| Entries |
▼
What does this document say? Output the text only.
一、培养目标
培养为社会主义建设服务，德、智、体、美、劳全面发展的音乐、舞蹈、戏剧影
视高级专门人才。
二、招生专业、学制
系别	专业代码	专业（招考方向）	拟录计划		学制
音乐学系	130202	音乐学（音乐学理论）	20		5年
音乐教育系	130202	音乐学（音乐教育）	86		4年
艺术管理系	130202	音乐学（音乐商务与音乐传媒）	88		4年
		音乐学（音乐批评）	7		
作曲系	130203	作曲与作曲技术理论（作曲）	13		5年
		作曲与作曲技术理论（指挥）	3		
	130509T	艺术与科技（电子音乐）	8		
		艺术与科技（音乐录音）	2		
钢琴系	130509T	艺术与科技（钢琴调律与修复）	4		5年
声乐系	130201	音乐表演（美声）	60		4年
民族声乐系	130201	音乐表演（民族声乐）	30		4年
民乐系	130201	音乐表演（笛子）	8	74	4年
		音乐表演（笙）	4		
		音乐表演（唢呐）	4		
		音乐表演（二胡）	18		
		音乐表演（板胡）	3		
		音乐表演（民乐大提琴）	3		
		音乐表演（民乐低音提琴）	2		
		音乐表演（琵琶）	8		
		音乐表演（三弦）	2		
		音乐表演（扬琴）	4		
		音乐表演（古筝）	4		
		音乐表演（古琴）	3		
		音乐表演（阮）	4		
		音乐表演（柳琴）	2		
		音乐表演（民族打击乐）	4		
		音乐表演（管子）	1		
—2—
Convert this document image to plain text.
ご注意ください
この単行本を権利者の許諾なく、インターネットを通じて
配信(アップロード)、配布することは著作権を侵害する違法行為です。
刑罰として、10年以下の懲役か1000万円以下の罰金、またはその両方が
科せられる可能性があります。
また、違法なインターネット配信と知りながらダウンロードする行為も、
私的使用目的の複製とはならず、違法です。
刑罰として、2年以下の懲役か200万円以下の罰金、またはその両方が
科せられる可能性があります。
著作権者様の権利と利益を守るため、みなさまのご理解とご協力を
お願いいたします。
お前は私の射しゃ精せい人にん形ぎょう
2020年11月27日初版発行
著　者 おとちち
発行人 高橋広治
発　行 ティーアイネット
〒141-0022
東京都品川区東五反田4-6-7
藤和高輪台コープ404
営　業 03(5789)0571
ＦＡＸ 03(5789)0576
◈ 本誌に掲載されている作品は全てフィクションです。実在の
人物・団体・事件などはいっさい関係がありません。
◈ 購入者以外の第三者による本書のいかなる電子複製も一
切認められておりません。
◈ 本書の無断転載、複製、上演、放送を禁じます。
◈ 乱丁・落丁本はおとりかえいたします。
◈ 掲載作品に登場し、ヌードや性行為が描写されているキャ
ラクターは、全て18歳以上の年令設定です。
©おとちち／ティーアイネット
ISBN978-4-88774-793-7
▲
| Written task |
Print every record above exactly as written.

| Expected output |
What does this document say? Output the text only.
一、培养目标
培养为社会主义建设服务，德、智、体、美、劳全面发展的音乐、舞蹈、戏剧影
视高级专门人才。
二、招生专业、学制
系别	专业代码	专业（招考方向）	拟录计划		学制
音乐学系	130202	音乐学（音乐学理论）	20		5年
音乐教育系	130202	音乐学（音乐教育）	86		4年
艺术管理系	130202	音乐学（音乐商务与音乐传媒）	88		4年
		音乐学（音乐批评）	7		
作曲系	130203	作曲与作曲技术理论（作曲）	13		5年
		作曲与作曲技术理论（指挥）	3		
	130509T	艺术与科技（电子音乐）	8		
		艺术与科技（音乐录音）	2		
钢琴系	130509T	艺术与科技（钢琴调律与修复）	4		5年
声乐系	130201	音乐表演（美声）	60		4年
民族声乐系	130201	音乐表演（民族声乐）	30		4年
民乐系	130201	音乐表演（笛子）	8	74	4年
		音乐表演（笙）	4		
		音乐表演（唢呐）	4		
		音乐表演（二胡）	18		
		音乐表演（板胡）	3		
		音乐表演（民乐大提琴）	3		
		音乐表演（民乐低音提琴）	2		
		音乐表演（琵琶）	8		
		音乐表演（三弦）	2		
		音乐表演（扬琴）	4		
		音乐表演（古筝）	4		
		音乐表演（古琴）	3		
		音乐表演（阮）	4		
		音乐表演（柳琴）	2		
		音乐表演（民族打击乐）	4		
		音乐表演（管子）	1		
—2—
Convert this document image to plain text.
ご注意ください
この単行本を権利者の許諾なく、インターネットを通じて
配信(アップロード)、配布することは著作権を侵害する違法行為です。
刑罰として、10年以下の懲役か1000万円以下の罰金、またはその両方が
科せられる可能性があります。
また、違法なインターネット配信と知りながらダウンロードする行為も、
私的使用目的の複製とはならず、違法です。
刑罰として、2年以下の懲役か200万円以下の罰金、またはその両方が
科せられる可能性があります。
著作権者様の権利と利益を守るため、みなさまのご理解とご協力を
お願いいたします。
お前は私の射しゃ精せい人にん形ぎょう
2020年11月27日初版発行
著　者 おとちち
発行人 高橋広治
発　行 ティーアイネット
〒141-0022
東京都品川区東五反田4-6-7
藤和高輪台コープ404
営　業 03(5789)0571
ＦＡＸ 03(5789)0576
◈ 本誌に掲載されている作品は全てフィクションです。実在の
人物・団体・事件などはいっさい関係がありません。
◈ 購入者以外の第三者による本書のいかなる電子複製も一
切認められておりません。
◈ 本書の無断転載、複製、上演、放送を禁じます。
◈ 乱丁・落丁本はおとりかえいたします。
◈ 掲載作品に登場し、ヌードや性行為が描写されているキャ
ラクターは、全て18歳以上の年令設定です。
©おとちち／ティーアイネット
ISBN978-4-88774-793-7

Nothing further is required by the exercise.